REQUIRED WORK
Each line of the material must be returned exactly.

[Stored data]
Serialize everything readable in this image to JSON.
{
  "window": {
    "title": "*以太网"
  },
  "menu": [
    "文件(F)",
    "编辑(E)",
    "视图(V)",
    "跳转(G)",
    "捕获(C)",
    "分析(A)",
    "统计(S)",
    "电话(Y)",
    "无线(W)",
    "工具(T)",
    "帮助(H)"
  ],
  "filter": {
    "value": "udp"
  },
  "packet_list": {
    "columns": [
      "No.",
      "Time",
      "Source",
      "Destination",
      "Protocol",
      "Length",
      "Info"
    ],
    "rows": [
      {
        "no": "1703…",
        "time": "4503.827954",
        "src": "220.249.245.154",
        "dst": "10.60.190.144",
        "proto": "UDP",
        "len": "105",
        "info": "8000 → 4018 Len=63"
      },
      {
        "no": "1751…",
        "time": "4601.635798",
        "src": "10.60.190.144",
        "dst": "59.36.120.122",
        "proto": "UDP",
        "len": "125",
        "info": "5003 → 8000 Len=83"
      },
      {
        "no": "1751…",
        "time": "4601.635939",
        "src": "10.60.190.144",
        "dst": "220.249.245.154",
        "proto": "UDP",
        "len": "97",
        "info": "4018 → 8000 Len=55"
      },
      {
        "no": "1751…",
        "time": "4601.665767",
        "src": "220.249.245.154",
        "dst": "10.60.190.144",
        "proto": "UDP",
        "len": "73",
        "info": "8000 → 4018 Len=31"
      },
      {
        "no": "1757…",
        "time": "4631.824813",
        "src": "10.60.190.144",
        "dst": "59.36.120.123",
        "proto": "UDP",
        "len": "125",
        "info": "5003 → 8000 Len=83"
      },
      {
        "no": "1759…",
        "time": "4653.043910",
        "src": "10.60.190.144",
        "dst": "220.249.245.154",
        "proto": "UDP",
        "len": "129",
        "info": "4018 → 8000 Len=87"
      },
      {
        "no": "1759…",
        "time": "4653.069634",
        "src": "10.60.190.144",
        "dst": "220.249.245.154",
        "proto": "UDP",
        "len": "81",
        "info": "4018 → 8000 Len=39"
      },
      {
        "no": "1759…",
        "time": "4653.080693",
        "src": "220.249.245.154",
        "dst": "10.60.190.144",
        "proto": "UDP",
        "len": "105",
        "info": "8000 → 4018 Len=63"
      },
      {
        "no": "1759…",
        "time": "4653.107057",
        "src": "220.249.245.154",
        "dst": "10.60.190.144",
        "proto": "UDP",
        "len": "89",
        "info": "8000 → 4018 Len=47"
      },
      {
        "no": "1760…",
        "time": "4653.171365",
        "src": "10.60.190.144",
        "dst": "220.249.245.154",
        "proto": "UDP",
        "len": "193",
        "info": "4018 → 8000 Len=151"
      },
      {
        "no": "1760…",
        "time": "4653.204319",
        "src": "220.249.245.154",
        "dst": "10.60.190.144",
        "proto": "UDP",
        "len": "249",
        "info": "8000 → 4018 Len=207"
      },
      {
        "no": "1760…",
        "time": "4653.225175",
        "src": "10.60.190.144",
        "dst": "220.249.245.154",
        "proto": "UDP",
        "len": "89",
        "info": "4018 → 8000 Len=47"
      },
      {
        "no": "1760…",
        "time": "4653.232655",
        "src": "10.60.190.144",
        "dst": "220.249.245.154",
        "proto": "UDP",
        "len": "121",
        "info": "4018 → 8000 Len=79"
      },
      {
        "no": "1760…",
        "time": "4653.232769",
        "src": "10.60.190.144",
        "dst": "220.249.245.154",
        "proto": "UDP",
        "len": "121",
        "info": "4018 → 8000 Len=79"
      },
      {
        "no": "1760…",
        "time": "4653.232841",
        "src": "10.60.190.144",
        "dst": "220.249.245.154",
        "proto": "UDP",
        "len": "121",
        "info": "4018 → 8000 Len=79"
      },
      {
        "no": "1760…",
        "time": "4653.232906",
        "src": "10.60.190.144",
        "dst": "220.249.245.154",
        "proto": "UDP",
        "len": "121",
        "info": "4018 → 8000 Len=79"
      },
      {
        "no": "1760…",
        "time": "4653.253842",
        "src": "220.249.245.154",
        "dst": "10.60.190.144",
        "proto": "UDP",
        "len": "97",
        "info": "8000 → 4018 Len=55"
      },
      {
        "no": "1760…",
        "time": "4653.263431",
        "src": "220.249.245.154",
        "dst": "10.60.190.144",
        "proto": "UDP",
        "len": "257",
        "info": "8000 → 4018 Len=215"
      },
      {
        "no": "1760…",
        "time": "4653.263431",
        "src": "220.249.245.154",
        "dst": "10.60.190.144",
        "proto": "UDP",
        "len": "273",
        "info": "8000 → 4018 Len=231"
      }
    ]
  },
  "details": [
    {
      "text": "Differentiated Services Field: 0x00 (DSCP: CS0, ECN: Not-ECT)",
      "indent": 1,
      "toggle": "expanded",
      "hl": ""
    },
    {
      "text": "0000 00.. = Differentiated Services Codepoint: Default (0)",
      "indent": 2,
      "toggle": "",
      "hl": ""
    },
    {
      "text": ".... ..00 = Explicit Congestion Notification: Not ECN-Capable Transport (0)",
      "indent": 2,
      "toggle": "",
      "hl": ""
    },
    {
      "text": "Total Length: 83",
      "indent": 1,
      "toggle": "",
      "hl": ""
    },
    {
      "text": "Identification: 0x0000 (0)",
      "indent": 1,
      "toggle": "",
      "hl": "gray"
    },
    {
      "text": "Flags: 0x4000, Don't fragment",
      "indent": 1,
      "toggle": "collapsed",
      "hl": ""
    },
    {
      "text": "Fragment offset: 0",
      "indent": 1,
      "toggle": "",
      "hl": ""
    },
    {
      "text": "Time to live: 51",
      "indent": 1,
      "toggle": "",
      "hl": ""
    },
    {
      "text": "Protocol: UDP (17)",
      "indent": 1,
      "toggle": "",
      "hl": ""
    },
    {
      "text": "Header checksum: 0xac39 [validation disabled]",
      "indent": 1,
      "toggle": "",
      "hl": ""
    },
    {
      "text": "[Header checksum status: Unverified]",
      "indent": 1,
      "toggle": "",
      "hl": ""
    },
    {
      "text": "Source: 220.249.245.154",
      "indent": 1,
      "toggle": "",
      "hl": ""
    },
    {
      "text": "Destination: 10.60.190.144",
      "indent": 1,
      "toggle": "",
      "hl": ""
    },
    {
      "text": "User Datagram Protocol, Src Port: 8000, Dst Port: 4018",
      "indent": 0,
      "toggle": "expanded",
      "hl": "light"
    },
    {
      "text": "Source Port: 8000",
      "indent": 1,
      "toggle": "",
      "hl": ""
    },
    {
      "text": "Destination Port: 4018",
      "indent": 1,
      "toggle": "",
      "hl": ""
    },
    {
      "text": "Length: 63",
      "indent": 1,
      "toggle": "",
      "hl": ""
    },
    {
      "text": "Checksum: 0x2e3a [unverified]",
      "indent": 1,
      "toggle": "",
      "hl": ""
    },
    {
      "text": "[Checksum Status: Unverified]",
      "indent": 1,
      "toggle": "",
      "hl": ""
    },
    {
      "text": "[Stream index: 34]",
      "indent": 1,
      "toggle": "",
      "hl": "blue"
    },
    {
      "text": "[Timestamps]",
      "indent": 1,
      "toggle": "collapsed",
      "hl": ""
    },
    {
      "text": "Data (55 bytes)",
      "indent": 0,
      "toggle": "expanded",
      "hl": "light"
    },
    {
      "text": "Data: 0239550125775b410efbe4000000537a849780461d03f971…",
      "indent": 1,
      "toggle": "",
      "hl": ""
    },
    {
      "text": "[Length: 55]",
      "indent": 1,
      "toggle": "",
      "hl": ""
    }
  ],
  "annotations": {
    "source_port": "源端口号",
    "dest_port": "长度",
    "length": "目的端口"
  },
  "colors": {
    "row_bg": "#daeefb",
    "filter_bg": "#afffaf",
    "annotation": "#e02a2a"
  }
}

CORRECT RESPONSE
Serialize everything readable in this image to JSON.
{
  "window": {
    "title": "*以太网"
  },
  "menu": [
    "文件(F)",
    "编辑(E)",
    "视图(V)",
    "跳转(G)",
    "捕获(C)",
    "分析(A)",
    "统计(S)",
    "电话(Y)",
    "无线(W)",
    "工具(T)",
    "帮助(H)"
  ],
  "filter": {
    "value": "udp"
  },
  "packet_list": {
    "columns": [
      "No.",
      "Time",
      "Source",
      "Destination",
      "Protocol",
      "Length",
      "Info"
    ],
    "rows": [
      {
        "no": "1703…",
        "time": "4503.827954",
        "src": "220.249.245.154",
        "dst": "10.60.190.144",
        "proto": "UDP",
        "len": "105",
        "info": "8000 → 4018 Len=63"
      },
      {
        "no": "1751…",
        "time": "4601.635798",
        "src": "10.60.190.144",
        "dst": "59.36.120.122",
        "proto": "UDP",
        "len": "125",
        "info": "5003 → 8000 Len=83"
      },
      {
        "no": "1751…",
        "time": "4601.635939",
        "src": "10.60.190.144",
        "dst": "220.249.245.154",
        "proto": "UDP",
        "len": "97",
        "info": "4018 → 8000 Len=55"
      },
      {
        "no": "1751…",
        "time": "4601.665767",
        "src": "220.249.245.154",
        "dst": "10.60.190.144",
        "proto": "UDP",
        "len": "73",
        "info": "8000 → 4018 Len=31"
      },
      {
        "no": "1757…",
        "time": "4631.824813",
        "src": "10.60.190.144",
        "dst": "59.36.120.123",
        "proto": "UDP",
        "len": "125",
        "info": "5003 → 8000 Len=83"
      },
      {
        "no": "1759…",
        "time": "4653.043910",
        "src": "10.60.190.144",
        "dst": "220.249.245.154",
        "proto": "UDP",
        "len": "129",
        "info": "4018 → 8000 Len=87"
      },
      {
        "no": "1759…",
        "time": "4653.069634",
        "src": "10.60.190.144",
        "dst": "220.249.245.154",
        "proto": "UDP",
        "len": "81",
        "info": "4018 → 8000 Len=39"
      },
      {
        "no": "1759…",
        "time": "4653.080693",
        "src": "220.249.245.154",
        "dst": "10.60.190.144",
        "proto": "UDP",
        "len": "105",
        "info": "8000 → 4018 Len=63"
      },
      {
        "no": "1759…",
        "time": "4653.107057",
        "src": "220.249.245.154",
        "dst": "10.60.190.144",
        "proto": "UDP",
        "len": "89",
        "info": "8000 → 4018 Len=47"
      },
      {
        "no": "1760…",
        "time": "4653.171365",
        "src": "10.60.190.144",
        "dst": "220.249.245.154",
        "proto": "UDP",
        "len": "193",
        "info": "4018 → 8000 Len=151"
      },
      {
        "no": "1760…",
        "time": "4653.204319",
        "src": "220.249.245.154",
        "dst": "10.60.190.144",
        "proto": "UDP",
        "len": "249",
        "info": "8000 → 4018 Len=207"
      },
      {
        "no": "1760…",
        "time": "4653.225175",
        "src": "10.60.190.144",
        "dst": "220.249.245.154",
        "proto": "UDP",
        "len": "89",
        "info": "4018 → 8000 Len=47"
      },
      {
        "no": "1760…",
        "time": "4653.232655",
        "src": "10.60.190.144",
        "dst": "220.249.245.154",
        "proto": "UDP",
        "len": "121",
        "info": "4018 → 8000 Len=79"
      },
      {
        "no": "1760…",
        "time": "4653.232769",
        "src": "10.60.190.144",
        "dst": "220.249.245.154",
        "proto": "UDP",
        "len": "121",
        "info": "4018 → 8000 Len=79"
      },
      {
        "no": "1760…",
        "time": "4653.232841",
        "src": "10.60.190.144",
        "dst": "220.249.245.154",
        "proto": "UDP",
        "len": "121",
        "info": "4018 → 8000 Len=79"
      },
      {
        "no": "1760…",
        "time": "4653.232906",
        "src": "10.60.190.144",
        "dst": "220.249.245.154",
        "proto": "UDP",
        "len": "121",
        "info": "4018 → 8000 Len=79"
      },
      {
        "no": "1760…",
        "time": "4653.253842",
        "src": "220.249.245.154",
        "dst": "10.60.190.144",
        "proto": "UDP",
        "len": "97",
        "info": "8000 → 4018 Len=55"
      },
      {
        "no": "1760…",
        "time": "4653.263431",
        "src": "220.249.245.154",
        "dst": "10.60.190.144",
        "proto": "UDP",
        "len": "257",
        "info": "8000 → 4018 Len=215"
      },
      {
        "no": "1760…",
        "time": "4653.263431",
        "src": "220.249.245.154",
        "dst": "10.60.190.144",
        "proto": "UDP",
        "len": "273",
        "info": "8000 → 4018 Len=231"
      }
    ]
  },
  "details": [
    {
      "text": "Differentiated Services Field: 0x00 (DSCP: CS0, ECN: Not-ECT)",
      "indent": 1,
      "toggle": "expanded",
      "hl": ""
    },
    {
      "text": "0000 00.. = Differentiated Services Codepoint: Default (0)",
      "indent": 2,
      "toggle": "",
      "hl": ""
    },
    {
      "text": ".... ..00 = Explicit Congestion Notification: Not ECN-Capable Transport (0)",
      "indent": 2,
      "toggle": "",
      "hl": ""
    },
    {
      "text": "Total Length: 83",
      "indent": 1,
      "toggle": "",
      "hl": ""
    },
    {
      "text": "Identification: 0x0000 (0)",
      "indent": 1,
      "toggle": "",
      "hl": "gray"
    },
    {
      "text": "Flags: 0x4000, Don't fragment",
      "indent": 1,
      "toggle": "collapsed",
      "hl": ""
    },
    {
      "text": "Fragment offset: 0",
      "indent": 1,
      "toggle": "",
      "hl": ""
    },
    {
      "text": "Time to live: 51",
      "indent": 1,
      "toggle": "",
      "hl": ""
    },
    {
      "text": "Protocol: UDP (17)",
      "indent": 1,
      "toggle": "",
      "hl": ""
    },
    {
      "text": "Header checksum: 0xac39 [validation disabled]",
      "indent": 1,
      "toggle": "",
      "hl": ""
    },
    {
      "text": "[Header checksum status: Unverified]",
      "indent": 1,
      "toggle": "",
      "hl": ""
    },
    {
      "text": "Source: 220.249.245.154",
      "indent": 1,
      "toggle": "",
      "hl": ""
    },
    {
      "text": "Destination: 10.60.190.144",
      "indent": 1,
      "toggle": "",
      "hl": ""
    },
    {
      "text": "User Datagram Protocol, Src Port: 8000, Dst Port: 4018",
      "indent": 0,
      "toggle": "expanded",
      "hl": "light"
    },
    {
      "text": "Source Port: 8000",
      "indent": 1,
      "toggle": "",
      "hl": ""
    },
    {
      "text": "Destination Port: 4018",
      "indent": 1,
      "toggle": "",
      "hl": ""
    },
    {
      "text": "Length: 63",
      "indent": 1,
      "toggle": "",
      "hl": ""
    },
    {
      "text": "Checksum: 0x2e3a [unverified]",
      "indent": 1,
      "toggle": "",
      "hl": ""
    },
    {
      "text": "[Checksum Status: Unverified]",
      "indent": 1,
      "toggle": "",
      "hl": ""
    },
    {
      "text": "[Stream index: 34]",
      "indent": 1,
      "toggle": "",
      "hl": "blue"
    },
    {
      "text": "[Timestamps]",
      "indent": 1,
      "toggle": "collapsed",
      "hl": ""
    },
    {
      "text": "Data (55 bytes)",
      "indent": 0,
      "toggle": "expanded",
      "hl": "light"
    },
    {
      "text": "Data: 0239550125775b410efbe4000000537a849780461d03f971…",
      "indent": 1,
      "toggle": "",
      "hl": ""
    },
    {
      "text": "[Length: 55]",
      "indent": 1,
      "toggle": "",
      "hl": ""
    }
  ],
  "annotations": {
    "source_port": "源端口号",
    "dest_port": "长度",
    "length": "目的端口"
  },
  "colors": {
    "row_bg": "#daeefb",
    "filter_bg": "#afffaf",
    "annotation": "#e02a2a"
  }
}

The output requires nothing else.